Prompt —
Repeat the whole listing exactly.
--
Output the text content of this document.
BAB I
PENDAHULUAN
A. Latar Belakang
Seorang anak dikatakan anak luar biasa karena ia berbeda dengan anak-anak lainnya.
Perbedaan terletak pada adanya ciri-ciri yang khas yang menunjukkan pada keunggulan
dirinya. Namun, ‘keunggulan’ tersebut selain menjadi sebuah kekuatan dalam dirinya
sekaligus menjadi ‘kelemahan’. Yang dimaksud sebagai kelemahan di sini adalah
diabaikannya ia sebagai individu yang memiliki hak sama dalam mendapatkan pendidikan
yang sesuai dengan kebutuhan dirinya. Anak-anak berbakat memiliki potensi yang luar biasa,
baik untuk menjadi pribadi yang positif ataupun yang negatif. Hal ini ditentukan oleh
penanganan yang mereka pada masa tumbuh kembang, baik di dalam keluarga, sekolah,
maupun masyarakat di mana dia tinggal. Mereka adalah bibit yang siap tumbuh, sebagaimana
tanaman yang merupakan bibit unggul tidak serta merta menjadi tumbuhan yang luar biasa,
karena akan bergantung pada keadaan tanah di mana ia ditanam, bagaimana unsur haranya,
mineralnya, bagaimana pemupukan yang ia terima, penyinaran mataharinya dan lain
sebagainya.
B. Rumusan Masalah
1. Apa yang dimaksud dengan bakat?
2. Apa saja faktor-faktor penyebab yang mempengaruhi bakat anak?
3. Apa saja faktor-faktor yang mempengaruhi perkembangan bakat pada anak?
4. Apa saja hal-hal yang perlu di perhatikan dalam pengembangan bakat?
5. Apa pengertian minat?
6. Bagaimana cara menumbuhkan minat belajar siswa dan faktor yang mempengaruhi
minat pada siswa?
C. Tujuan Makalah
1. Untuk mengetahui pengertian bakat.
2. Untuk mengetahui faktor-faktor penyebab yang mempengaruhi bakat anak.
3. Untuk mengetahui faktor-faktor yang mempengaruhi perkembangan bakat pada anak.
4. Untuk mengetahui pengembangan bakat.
--
Task response —
Output the text content of this document.
BAB I
PENDAHULUAN
A. Latar Belakang
Seorang anak dikatakan anak luar biasa karena ia berbeda dengan anak-anak lainnya.
Perbedaan terletak pada adanya ciri-ciri yang khas yang menunjukkan pada keunggulan
dirinya. Namun, ‘keunggulan’ tersebut selain menjadi sebuah kekuatan dalam dirinya
sekaligus menjadi ‘kelemahan’. Yang dimaksud sebagai kelemahan di sini adalah
diabaikannya ia sebagai individu yang memiliki hak sama dalam mendapatkan pendidikan
yang sesuai dengan kebutuhan dirinya. Anak-anak berbakat memiliki potensi yang luar biasa,
baik untuk menjadi pribadi yang positif ataupun yang negatif. Hal ini ditentukan oleh
penanganan yang mereka pada masa tumbuh kembang, baik di dalam keluarga, sekolah,
maupun masyarakat di mana dia tinggal. Mereka adalah bibit yang siap tumbuh, sebagaimana
tanaman yang merupakan bibit unggul tidak serta merta menjadi tumbuhan yang luar biasa,
karena akan bergantung pada keadaan tanah di mana ia ditanam, bagaimana unsur haranya,
mineralnya, bagaimana pemupukan yang ia terima, penyinaran mataharinya dan lain
sebagainya.
B. Rumusan Masalah
1. Apa yang dimaksud dengan bakat?
2. Apa saja faktor-faktor penyebab yang mempengaruhi bakat anak?
3. Apa saja faktor-faktor yang mempengaruhi perkembangan bakat pada anak?
4. Apa saja hal-hal yang perlu di perhatikan dalam pengembangan bakat?
5. Apa pengertian minat?
6. Bagaimana cara menumbuhkan minat belajar siswa dan faktor yang mempengaruhi
minat pada siswa?
C. Tujuan Makalah
1. Untuk mengetahui pengertian bakat.
2. Untuk mengetahui faktor-faktor penyebab yang mempengaruhi bakat anak.
3. Untuk mengetahui faktor-faktor yang mempengaruhi perkembangan bakat pada anak.
4. Untuk mengetahui pengembangan bakat.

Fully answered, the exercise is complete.